start

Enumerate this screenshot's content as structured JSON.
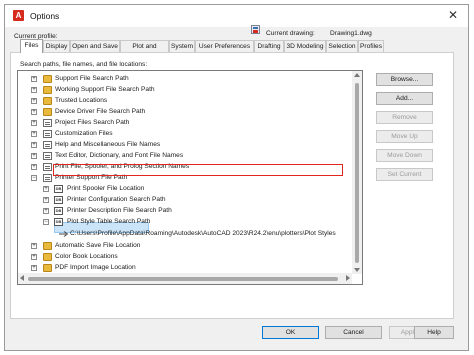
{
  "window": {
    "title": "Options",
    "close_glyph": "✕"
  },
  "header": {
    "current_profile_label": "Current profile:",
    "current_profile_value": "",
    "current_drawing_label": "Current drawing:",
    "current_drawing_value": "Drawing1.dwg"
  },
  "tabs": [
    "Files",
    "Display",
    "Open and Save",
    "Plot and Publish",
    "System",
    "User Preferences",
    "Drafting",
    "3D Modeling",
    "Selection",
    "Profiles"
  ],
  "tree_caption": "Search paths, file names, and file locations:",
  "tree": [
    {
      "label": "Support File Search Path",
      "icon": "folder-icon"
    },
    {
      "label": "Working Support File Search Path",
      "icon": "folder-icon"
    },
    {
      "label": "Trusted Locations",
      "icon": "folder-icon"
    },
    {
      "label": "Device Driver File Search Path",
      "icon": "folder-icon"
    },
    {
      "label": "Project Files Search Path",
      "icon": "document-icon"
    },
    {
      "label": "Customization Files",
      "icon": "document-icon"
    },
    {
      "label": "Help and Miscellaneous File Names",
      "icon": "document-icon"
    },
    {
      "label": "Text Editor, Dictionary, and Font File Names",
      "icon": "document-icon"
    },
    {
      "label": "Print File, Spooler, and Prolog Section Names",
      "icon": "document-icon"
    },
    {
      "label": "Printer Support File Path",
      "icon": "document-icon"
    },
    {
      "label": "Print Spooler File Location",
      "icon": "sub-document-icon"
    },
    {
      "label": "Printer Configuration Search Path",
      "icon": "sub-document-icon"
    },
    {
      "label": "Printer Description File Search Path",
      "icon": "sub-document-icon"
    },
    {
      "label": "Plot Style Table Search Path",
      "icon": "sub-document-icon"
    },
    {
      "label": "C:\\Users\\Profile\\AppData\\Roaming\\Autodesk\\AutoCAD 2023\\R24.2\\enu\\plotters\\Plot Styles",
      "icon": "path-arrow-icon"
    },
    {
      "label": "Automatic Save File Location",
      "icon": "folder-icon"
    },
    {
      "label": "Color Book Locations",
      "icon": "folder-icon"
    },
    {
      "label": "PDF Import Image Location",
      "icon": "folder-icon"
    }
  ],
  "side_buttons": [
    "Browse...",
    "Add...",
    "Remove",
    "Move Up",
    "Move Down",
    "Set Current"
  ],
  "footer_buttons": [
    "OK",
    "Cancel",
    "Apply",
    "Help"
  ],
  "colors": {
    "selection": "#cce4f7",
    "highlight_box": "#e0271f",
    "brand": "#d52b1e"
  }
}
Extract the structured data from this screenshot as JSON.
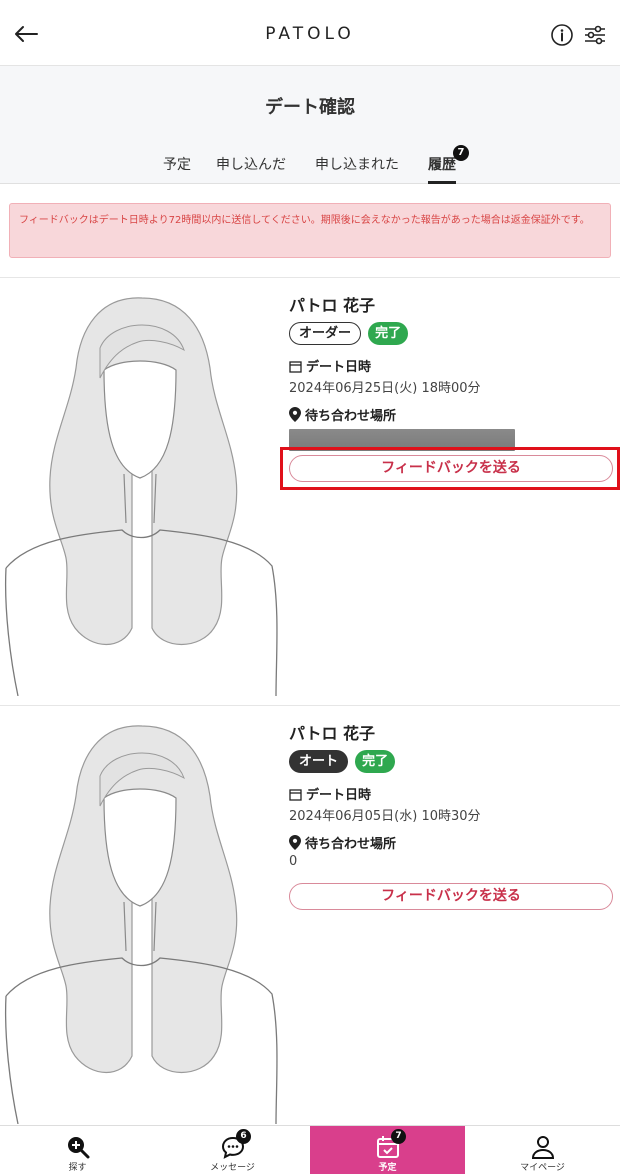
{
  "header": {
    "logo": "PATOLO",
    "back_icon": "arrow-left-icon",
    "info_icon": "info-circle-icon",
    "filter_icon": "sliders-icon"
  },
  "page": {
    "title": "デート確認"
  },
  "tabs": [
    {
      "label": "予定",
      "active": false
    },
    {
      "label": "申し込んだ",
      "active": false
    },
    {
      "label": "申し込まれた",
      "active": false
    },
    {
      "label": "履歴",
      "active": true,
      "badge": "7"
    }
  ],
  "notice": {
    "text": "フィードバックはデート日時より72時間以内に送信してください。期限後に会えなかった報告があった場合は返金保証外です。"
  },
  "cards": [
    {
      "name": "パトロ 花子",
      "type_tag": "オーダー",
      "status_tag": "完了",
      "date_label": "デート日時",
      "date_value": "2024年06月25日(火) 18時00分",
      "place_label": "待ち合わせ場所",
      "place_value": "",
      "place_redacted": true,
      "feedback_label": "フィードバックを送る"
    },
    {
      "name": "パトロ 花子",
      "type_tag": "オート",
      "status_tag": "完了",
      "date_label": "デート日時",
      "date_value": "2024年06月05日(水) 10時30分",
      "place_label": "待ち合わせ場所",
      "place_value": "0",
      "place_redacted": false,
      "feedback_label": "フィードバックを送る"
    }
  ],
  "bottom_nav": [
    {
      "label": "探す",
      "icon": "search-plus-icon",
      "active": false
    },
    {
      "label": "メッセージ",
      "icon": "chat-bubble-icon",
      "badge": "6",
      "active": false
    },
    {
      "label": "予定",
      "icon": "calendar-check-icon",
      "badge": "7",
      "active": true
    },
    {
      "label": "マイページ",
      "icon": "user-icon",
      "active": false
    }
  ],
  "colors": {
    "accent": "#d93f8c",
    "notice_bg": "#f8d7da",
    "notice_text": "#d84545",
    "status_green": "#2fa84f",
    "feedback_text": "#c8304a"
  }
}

end
start

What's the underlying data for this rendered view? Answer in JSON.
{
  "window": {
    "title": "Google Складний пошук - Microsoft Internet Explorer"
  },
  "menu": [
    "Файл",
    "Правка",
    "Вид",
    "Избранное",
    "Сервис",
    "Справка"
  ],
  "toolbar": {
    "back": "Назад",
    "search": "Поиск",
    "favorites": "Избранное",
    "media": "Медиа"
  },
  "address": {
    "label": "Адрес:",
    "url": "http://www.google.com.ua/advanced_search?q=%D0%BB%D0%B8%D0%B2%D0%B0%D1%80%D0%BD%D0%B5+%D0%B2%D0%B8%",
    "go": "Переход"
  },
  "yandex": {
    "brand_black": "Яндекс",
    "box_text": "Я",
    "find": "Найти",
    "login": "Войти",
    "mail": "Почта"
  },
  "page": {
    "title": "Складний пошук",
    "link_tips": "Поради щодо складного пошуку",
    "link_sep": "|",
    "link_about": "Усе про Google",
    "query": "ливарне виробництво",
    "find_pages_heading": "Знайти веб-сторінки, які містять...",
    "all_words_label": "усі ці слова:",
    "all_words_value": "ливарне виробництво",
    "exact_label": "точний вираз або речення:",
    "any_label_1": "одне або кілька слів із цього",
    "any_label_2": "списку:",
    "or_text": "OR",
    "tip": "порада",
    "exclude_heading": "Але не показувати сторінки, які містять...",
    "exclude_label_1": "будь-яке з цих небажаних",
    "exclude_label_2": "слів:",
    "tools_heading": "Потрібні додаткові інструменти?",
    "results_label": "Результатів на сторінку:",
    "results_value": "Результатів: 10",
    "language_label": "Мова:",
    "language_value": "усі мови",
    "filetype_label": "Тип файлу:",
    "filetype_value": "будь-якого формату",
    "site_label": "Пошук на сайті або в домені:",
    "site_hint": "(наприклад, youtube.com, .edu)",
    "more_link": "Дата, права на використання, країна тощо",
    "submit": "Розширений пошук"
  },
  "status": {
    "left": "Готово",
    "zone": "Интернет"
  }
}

end

Requirements » Select every line of the records holding the string "виробництво".

Answer to the exercise »
    "query": "ливарне виробництво",
    "all_words_value": "ливарне виробництво",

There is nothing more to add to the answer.